**Problem:** In the material below, find all lines with the string "beauté" and copy them.

Stored data:
--- --- ---

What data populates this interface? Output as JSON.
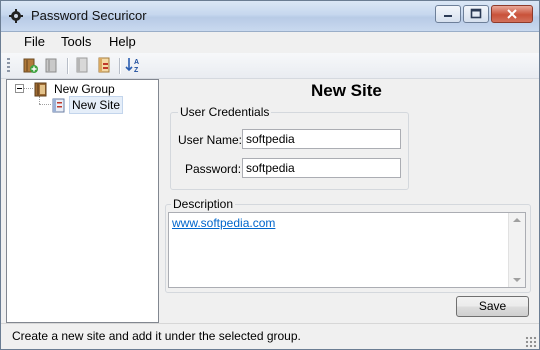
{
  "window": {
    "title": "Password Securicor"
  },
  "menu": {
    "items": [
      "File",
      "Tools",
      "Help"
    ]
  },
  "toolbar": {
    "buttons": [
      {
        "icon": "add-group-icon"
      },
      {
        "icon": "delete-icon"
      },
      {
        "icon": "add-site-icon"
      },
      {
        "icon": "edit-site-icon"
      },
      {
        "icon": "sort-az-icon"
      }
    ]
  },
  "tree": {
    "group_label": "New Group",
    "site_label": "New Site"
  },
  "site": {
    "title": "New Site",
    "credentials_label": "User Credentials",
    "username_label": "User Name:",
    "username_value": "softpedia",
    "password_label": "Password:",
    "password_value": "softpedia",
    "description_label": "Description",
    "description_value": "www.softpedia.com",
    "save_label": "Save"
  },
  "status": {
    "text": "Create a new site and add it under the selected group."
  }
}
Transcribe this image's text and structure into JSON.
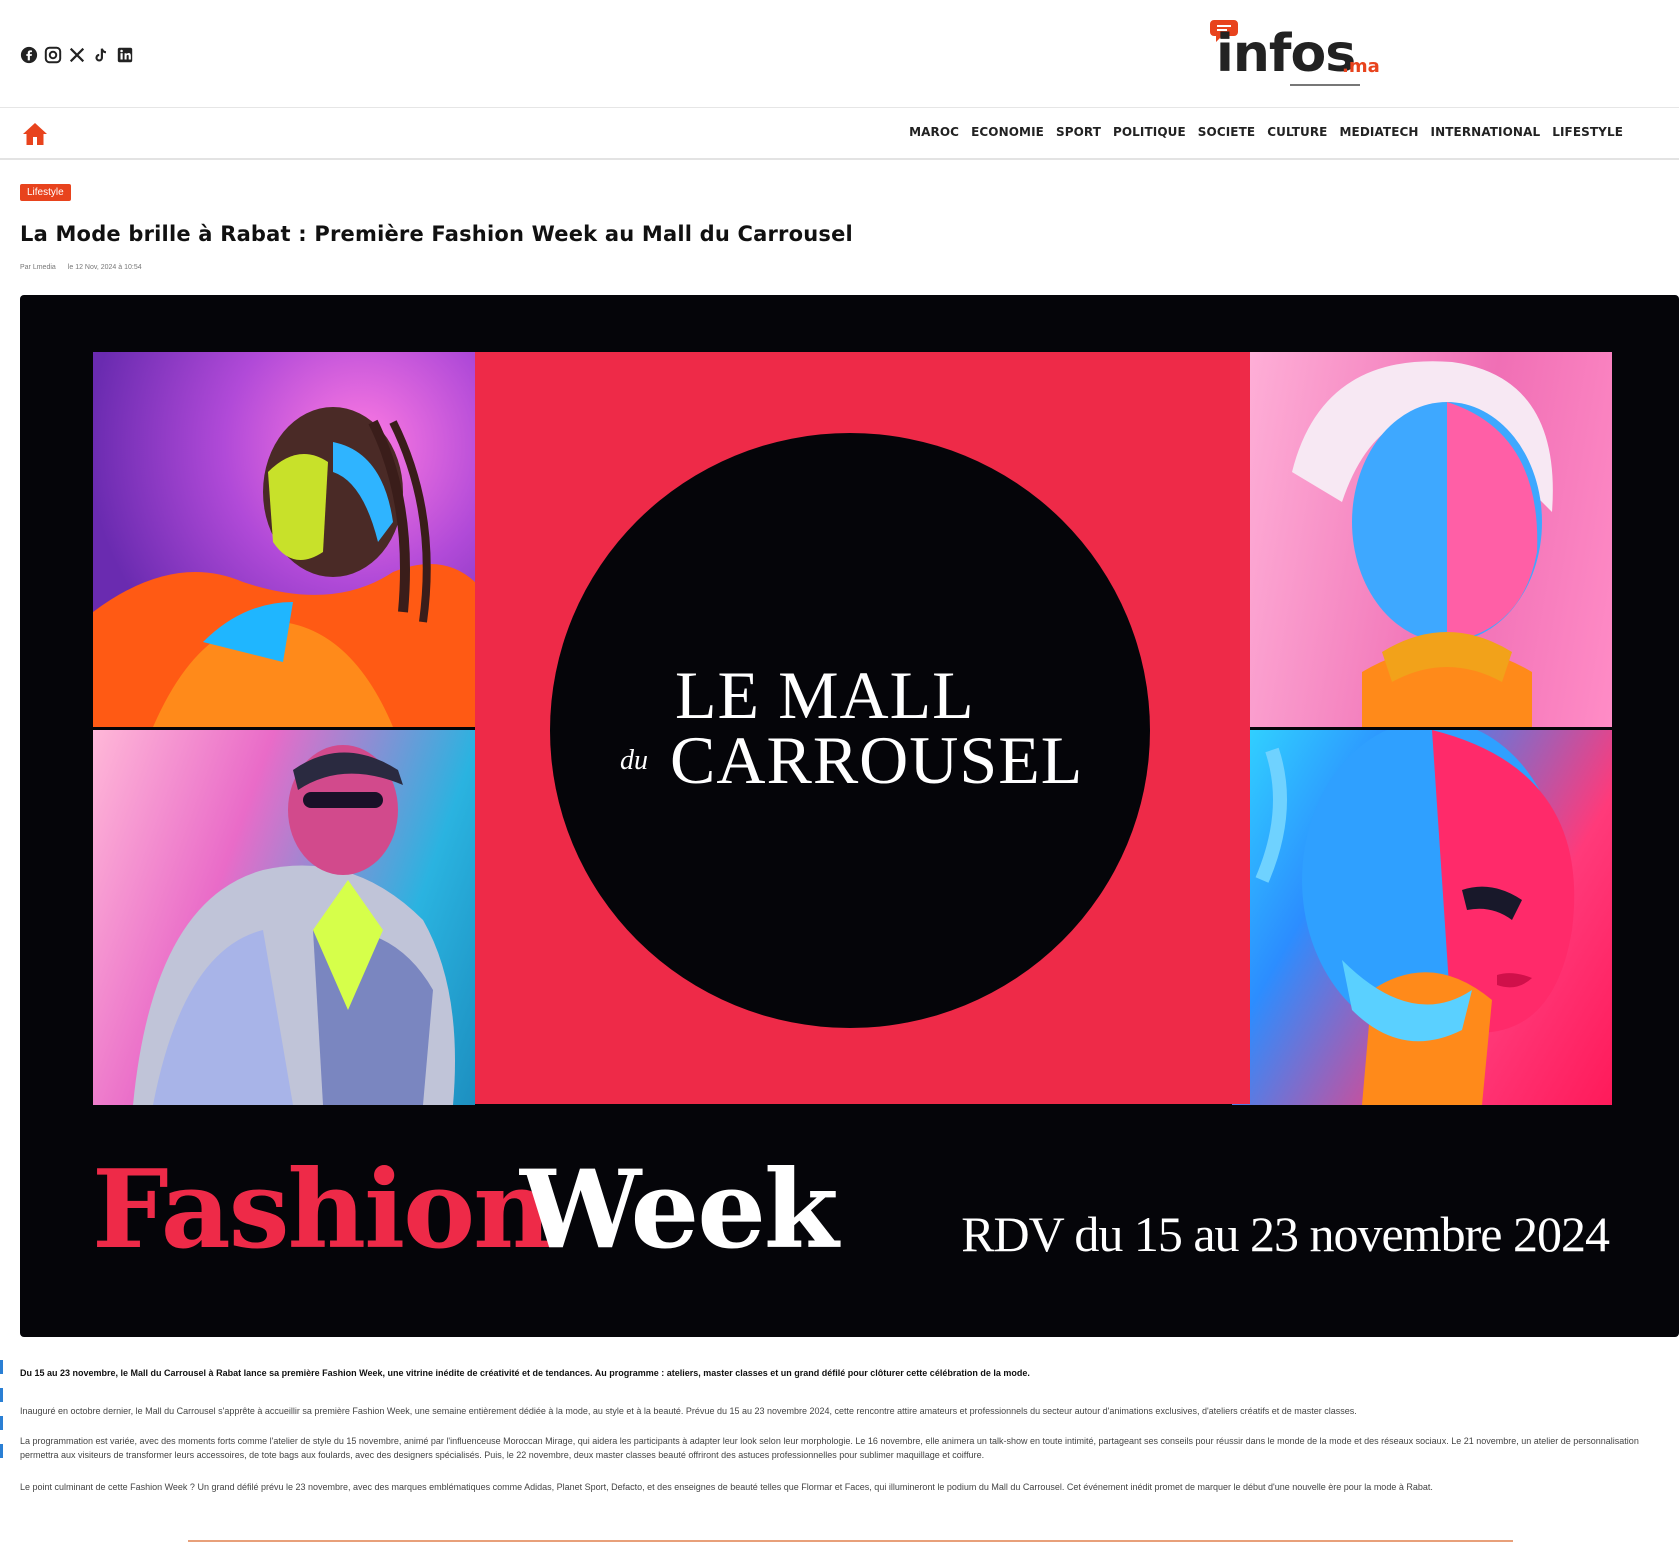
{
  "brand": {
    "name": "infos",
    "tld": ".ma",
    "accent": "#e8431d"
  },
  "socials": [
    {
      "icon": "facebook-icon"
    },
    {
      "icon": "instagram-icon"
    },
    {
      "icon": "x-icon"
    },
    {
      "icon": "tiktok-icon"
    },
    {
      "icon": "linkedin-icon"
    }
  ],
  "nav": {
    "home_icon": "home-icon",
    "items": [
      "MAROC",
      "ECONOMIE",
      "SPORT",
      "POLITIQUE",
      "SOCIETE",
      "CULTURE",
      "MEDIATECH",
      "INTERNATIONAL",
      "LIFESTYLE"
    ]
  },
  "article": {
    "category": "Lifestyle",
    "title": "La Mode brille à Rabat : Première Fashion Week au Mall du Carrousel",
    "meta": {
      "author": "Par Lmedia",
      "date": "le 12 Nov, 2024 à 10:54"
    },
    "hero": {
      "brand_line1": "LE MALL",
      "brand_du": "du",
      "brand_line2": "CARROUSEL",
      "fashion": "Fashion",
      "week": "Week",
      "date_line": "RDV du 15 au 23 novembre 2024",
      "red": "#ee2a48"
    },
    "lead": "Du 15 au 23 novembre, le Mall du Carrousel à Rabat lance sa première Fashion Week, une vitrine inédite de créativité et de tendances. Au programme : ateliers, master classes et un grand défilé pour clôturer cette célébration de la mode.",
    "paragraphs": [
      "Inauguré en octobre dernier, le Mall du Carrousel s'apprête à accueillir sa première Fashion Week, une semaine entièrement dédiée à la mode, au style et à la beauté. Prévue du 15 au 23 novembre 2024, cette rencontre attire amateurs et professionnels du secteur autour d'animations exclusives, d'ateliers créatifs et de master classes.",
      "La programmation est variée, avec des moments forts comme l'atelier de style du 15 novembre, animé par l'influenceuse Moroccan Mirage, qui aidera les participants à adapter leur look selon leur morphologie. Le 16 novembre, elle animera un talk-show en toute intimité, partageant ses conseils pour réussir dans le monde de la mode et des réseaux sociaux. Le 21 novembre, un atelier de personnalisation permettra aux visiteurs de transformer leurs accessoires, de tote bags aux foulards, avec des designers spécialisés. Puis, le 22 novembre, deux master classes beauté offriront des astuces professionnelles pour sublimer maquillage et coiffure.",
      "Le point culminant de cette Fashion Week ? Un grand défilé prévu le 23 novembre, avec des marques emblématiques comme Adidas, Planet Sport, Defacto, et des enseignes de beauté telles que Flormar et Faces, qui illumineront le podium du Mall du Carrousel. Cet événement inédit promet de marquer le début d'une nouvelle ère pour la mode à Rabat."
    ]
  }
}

--- --- ---

**Task response:**
      "Inauguré en octobre dernier, le Mall du Carrousel s'apprête à accueillir sa première Fashion Week, une semaine entièrement dédiée à la mode, au style et à la beauté. Prévue du 15 au 23 novembre 2024, cette rencontre attire amateurs et professionnels du secteur autour d'animations exclusives, d'ateliers créatifs et de master classes.",
      "La programmation est variée, avec des moments forts comme l'atelier de style du 15 novembre, animé par l'influenceuse Moroccan Mirage, qui aidera les participants à adapter leur look selon leur morphologie. Le 16 novembre, elle animera un talk-show en toute intimité, partageant ses conseils pour réussir dans le monde de la mode et des réseaux sociaux. Le 21 novembre, un atelier de personnalisation permettra aux visiteurs de transformer leurs accessoires, de tote bags aux foulards, avec des designers spécialisés. Puis, le 22 novembre, deux master classes beauté offriront des astuces professionnelles pour sublimer maquillage et coiffure.",
      "Le point culminant de cette Fashion Week ? Un grand défilé prévu le 23 novembre, avec des marques emblématiques comme Adidas, Planet Sport, Defacto, et des enseignes de beauté telles que Flormar et Faces, qui illumineront le podium du Mall du Carrousel. Cet événement inédit promet de marquer le début d'une nouvelle ère pour la mode à Rabat."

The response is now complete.